_STATED PROBLEM_
Output all the data exactly. Pictures do not belong in the copy.

_DATASET CONTENT_
────
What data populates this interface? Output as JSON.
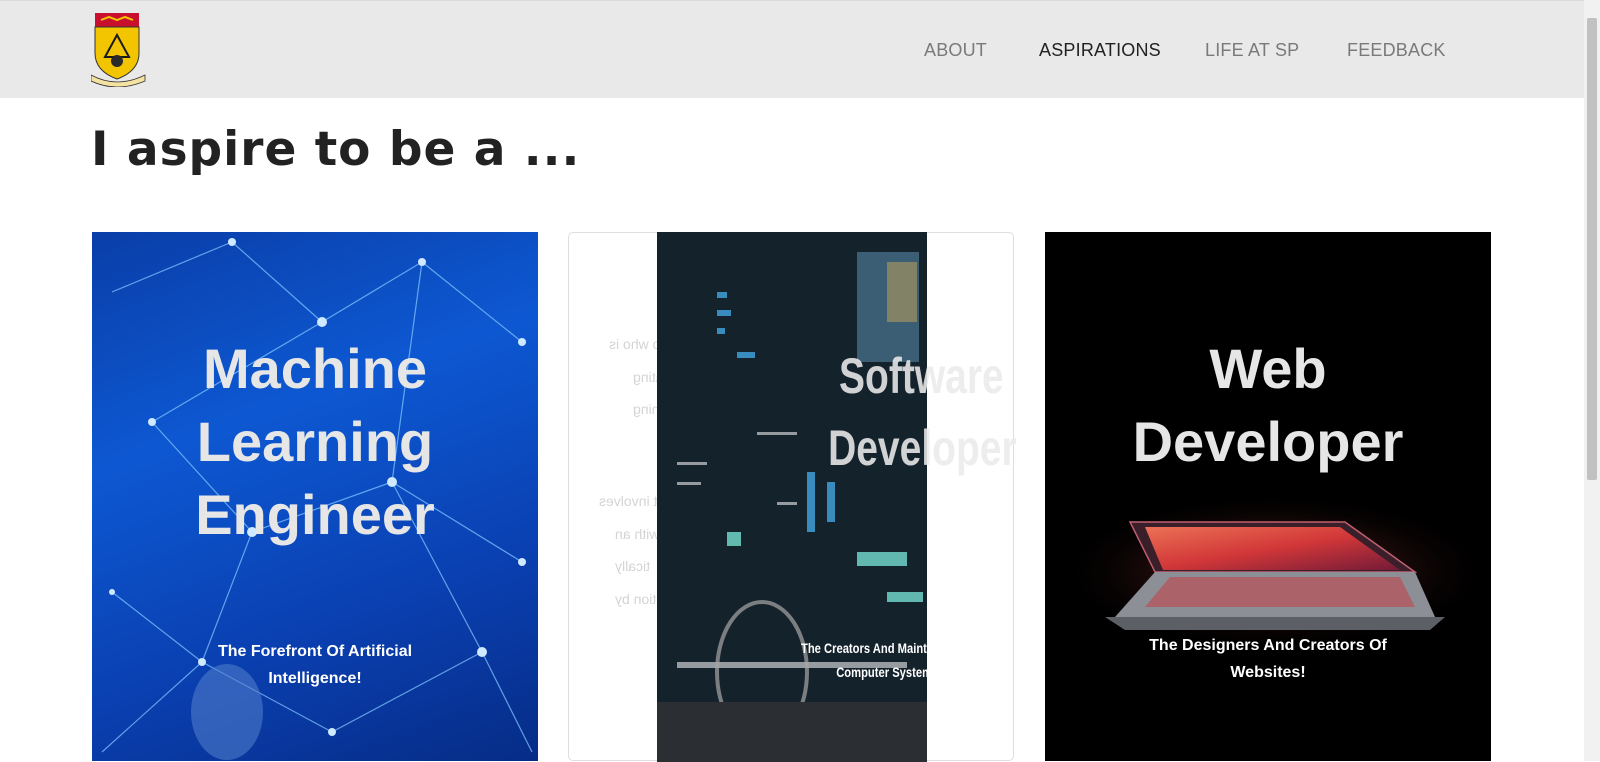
{
  "nav": {
    "logo_alt": "Singapore Polytechnic crest",
    "links": [
      "ABOUT",
      "ASPIRATIONS",
      "LIFE AT SP",
      "FEEDBACK"
    ],
    "active": "ASPIRATIONS"
  },
  "heading": "I aspire to be a ...",
  "cards": [
    {
      "title_lines": [
        "Machine",
        "Learning",
        "Engineer"
      ],
      "subtitle_lines": [
        "The Forefront Of Artificial",
        "Intelligence!"
      ],
      "background": "#0d58d2"
    },
    {
      "title_lines": [
        "Software",
        "Developer"
      ],
      "subtitle_lines": [
        "The Creators And Maint",
        "Computer System"
      ],
      "mirrored_fragments": [
        "o who is",
        "ating",
        "gning",
        "it involves",
        "with an",
        "tically",
        "ution by"
      ],
      "background": "#ffffff"
    },
    {
      "title_lines": [
        "Web",
        "Developer"
      ],
      "subtitle_lines": [
        "The Designers And Creators Of",
        "Websites!"
      ],
      "background": "#000000"
    }
  ],
  "colors": {
    "navbar_bg": "#e9e9e9",
    "nav_text": "#7a7a7a",
    "nav_active": "#222222",
    "heading": "#222222"
  }
}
────
_THE COMPLETED TASK_
What data populates this interface? Output as JSON.
{
  "nav": {
    "logo_alt": "Singapore Polytechnic crest",
    "links": [
      "ABOUT",
      "ASPIRATIONS",
      "LIFE AT SP",
      "FEEDBACK"
    ],
    "active": "ASPIRATIONS"
  },
  "heading": "I aspire to be a ...",
  "cards": [
    {
      "title_lines": [
        "Machine",
        "Learning",
        "Engineer"
      ],
      "subtitle_lines": [
        "The Forefront Of Artificial",
        "Intelligence!"
      ],
      "background": "#0d58d2"
    },
    {
      "title_lines": [
        "Software",
        "Developer"
      ],
      "subtitle_lines": [
        "The Creators And Maint",
        "Computer System"
      ],
      "mirrored_fragments": [
        "o who is",
        "ating",
        "gning",
        "it involves",
        "with an",
        "tically",
        "ution by"
      ],
      "background": "#ffffff"
    },
    {
      "title_lines": [
        "Web",
        "Developer"
      ],
      "subtitle_lines": [
        "The Designers And Creators Of",
        "Websites!"
      ],
      "background": "#000000"
    }
  ],
  "colors": {
    "navbar_bg": "#e9e9e9",
    "nav_text": "#7a7a7a",
    "nav_active": "#222222",
    "heading": "#222222"
  }
}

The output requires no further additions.